▸ **WHAT YOU HAVE TO DO**: Replace "data-point" with "marker" in the stretch from the start of the records through the line containing "data-point bbox=[340, 276, 350, 287]", keeping everything else unchanged, and return only those lines.

▸ **RECORDS PROVIDED**:
++++++

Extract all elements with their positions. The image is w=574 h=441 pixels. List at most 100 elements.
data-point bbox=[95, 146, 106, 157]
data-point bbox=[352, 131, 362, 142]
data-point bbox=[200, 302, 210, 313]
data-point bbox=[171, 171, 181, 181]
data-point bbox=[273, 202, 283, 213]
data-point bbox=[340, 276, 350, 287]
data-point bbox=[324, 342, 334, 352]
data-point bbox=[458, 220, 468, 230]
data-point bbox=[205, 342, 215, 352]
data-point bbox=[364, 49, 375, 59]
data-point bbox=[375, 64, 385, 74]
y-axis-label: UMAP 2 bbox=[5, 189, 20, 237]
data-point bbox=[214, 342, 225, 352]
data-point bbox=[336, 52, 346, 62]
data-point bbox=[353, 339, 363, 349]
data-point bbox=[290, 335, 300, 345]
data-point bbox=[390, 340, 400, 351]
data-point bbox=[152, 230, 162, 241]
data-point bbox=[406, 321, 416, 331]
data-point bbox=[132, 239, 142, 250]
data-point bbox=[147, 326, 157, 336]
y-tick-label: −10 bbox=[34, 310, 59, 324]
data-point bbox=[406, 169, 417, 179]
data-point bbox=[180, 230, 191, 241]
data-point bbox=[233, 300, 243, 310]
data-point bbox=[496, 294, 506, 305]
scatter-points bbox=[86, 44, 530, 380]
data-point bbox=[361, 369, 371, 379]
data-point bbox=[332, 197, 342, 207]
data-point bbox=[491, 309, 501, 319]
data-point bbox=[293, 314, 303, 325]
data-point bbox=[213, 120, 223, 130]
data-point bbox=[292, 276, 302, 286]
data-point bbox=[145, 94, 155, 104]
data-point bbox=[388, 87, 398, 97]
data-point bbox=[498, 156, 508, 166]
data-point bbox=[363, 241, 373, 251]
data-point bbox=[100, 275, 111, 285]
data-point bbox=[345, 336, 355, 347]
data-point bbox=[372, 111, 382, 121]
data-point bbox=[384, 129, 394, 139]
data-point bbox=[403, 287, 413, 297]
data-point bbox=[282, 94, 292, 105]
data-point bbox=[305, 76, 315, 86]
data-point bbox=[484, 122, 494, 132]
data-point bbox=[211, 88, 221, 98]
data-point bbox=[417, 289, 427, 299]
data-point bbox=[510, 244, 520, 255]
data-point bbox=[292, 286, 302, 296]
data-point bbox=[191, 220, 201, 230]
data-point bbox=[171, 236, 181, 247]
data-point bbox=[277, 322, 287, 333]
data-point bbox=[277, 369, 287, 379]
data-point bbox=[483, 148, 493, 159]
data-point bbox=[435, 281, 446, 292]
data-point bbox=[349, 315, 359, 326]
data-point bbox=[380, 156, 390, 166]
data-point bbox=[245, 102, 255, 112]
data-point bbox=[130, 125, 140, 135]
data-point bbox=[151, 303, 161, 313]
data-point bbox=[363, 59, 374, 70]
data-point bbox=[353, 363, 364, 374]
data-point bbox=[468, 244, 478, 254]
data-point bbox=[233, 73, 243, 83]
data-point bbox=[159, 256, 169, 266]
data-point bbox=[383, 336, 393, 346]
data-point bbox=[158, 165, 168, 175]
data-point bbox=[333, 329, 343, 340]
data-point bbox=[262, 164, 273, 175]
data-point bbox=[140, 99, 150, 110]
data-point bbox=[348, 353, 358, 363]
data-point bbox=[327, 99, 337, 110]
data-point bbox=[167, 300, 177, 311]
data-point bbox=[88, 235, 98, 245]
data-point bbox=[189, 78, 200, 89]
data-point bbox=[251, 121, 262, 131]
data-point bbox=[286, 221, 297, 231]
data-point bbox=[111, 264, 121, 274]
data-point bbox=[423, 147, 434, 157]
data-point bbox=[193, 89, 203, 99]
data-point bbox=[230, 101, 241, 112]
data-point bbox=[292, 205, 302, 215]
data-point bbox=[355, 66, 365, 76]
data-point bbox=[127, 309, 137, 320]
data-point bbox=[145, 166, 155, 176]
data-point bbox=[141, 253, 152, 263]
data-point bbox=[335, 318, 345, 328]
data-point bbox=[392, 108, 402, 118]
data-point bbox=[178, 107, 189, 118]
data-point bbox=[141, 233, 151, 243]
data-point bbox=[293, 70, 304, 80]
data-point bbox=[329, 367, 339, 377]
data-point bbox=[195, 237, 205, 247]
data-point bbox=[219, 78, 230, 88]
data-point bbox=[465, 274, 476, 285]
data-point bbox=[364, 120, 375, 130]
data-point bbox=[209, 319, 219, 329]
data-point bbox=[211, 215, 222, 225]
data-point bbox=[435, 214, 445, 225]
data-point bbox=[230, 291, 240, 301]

++++++

▸ **FINISHED EXERCISE**:
Extract all elements with their positions. The image is w=574 h=441 pixels. List at most 100 elements.
marker bbox=[95, 146, 106, 157]
marker bbox=[352, 131, 362, 142]
marker bbox=[200, 302, 210, 313]
marker bbox=[171, 171, 181, 181]
marker bbox=[273, 202, 283, 213]
marker bbox=[340, 276, 350, 287]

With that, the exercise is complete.